[Excerpts from a figure dataset]

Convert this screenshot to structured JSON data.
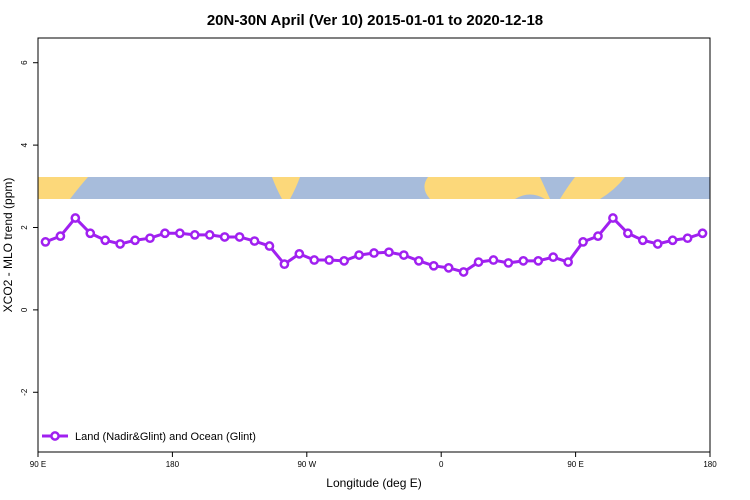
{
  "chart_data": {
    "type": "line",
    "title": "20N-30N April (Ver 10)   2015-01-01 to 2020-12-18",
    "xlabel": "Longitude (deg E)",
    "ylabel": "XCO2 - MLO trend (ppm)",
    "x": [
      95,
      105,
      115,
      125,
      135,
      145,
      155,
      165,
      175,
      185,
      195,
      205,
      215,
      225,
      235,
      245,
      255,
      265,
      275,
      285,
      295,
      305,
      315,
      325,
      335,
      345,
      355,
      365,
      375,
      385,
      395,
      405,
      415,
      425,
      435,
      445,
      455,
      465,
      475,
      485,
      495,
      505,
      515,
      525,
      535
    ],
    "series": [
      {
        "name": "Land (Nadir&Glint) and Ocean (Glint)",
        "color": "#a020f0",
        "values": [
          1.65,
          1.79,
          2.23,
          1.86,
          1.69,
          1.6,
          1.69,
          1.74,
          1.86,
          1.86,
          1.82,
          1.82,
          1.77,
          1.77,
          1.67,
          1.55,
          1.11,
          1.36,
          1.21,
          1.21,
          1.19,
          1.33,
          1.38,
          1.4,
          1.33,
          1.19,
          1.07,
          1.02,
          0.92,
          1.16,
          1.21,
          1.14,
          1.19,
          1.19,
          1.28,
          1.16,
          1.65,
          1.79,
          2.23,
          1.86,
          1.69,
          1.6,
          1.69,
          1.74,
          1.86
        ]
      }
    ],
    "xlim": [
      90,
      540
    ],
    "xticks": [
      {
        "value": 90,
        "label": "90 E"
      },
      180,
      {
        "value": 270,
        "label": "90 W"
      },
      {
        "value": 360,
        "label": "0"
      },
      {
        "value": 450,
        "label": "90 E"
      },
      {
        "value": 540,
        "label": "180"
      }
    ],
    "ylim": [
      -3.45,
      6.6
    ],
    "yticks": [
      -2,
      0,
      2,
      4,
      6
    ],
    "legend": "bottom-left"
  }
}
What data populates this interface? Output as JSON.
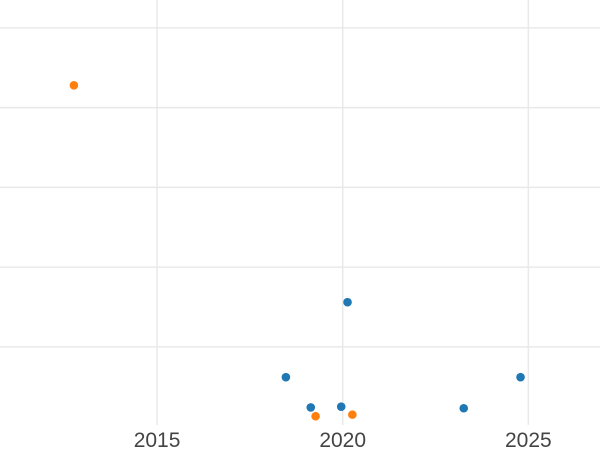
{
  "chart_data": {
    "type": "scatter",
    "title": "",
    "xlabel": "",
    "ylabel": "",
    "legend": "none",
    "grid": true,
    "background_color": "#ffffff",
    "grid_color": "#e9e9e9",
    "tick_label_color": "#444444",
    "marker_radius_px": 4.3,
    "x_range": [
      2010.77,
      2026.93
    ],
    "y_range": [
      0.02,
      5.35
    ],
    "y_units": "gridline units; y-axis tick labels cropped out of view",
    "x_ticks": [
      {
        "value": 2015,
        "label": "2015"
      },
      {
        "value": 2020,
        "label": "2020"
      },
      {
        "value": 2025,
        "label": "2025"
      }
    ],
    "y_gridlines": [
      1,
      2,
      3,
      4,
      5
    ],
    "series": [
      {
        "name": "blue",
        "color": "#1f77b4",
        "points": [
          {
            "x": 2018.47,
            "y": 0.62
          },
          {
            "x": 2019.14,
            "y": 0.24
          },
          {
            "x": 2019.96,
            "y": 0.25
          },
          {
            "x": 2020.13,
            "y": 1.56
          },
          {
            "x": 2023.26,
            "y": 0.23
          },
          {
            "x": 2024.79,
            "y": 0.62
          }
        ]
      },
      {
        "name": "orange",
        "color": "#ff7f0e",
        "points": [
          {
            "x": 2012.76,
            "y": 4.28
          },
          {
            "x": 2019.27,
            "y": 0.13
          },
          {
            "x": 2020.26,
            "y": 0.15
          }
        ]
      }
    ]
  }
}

* * *

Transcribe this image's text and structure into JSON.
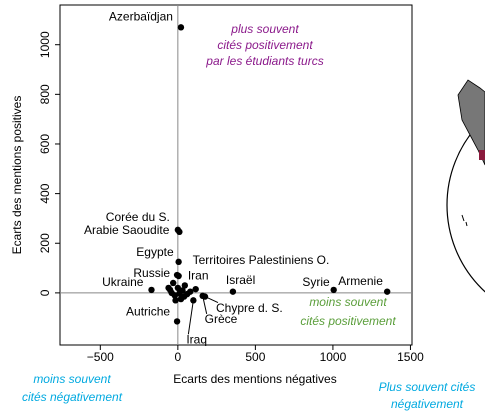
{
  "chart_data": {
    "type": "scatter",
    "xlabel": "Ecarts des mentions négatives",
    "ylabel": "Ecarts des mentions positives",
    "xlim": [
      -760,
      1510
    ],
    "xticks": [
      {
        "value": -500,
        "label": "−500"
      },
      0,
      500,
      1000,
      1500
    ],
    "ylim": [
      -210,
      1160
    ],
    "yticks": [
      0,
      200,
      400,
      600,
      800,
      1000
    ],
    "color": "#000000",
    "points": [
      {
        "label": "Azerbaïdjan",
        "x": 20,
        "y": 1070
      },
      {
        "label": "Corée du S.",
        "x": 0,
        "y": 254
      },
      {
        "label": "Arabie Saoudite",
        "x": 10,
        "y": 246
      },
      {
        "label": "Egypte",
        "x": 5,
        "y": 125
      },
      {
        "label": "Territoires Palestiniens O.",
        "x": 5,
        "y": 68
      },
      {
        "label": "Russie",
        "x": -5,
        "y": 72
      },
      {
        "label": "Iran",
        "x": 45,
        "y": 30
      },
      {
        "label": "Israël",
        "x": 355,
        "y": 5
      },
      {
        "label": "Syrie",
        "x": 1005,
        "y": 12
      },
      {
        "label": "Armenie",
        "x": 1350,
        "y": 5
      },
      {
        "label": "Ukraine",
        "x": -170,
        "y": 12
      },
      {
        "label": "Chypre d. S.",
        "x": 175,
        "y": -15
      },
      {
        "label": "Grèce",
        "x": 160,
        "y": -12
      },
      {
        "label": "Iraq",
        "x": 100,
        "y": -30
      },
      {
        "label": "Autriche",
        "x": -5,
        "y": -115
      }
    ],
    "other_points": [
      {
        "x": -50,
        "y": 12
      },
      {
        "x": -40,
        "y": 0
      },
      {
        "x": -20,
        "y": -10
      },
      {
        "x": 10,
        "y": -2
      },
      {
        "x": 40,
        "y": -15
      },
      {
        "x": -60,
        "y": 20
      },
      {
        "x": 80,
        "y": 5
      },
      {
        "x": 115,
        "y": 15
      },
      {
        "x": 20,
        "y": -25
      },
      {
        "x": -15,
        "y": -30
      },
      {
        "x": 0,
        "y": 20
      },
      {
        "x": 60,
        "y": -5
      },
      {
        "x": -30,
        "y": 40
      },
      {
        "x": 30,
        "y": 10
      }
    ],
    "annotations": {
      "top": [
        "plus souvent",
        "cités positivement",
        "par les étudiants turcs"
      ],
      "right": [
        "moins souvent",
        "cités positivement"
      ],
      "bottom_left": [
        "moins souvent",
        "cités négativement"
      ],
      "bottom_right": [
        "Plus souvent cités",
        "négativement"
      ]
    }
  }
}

• [Aim]
Count every line in the data that contains the word "positivement", then give that count and nothing else.

• [Worked solution]
2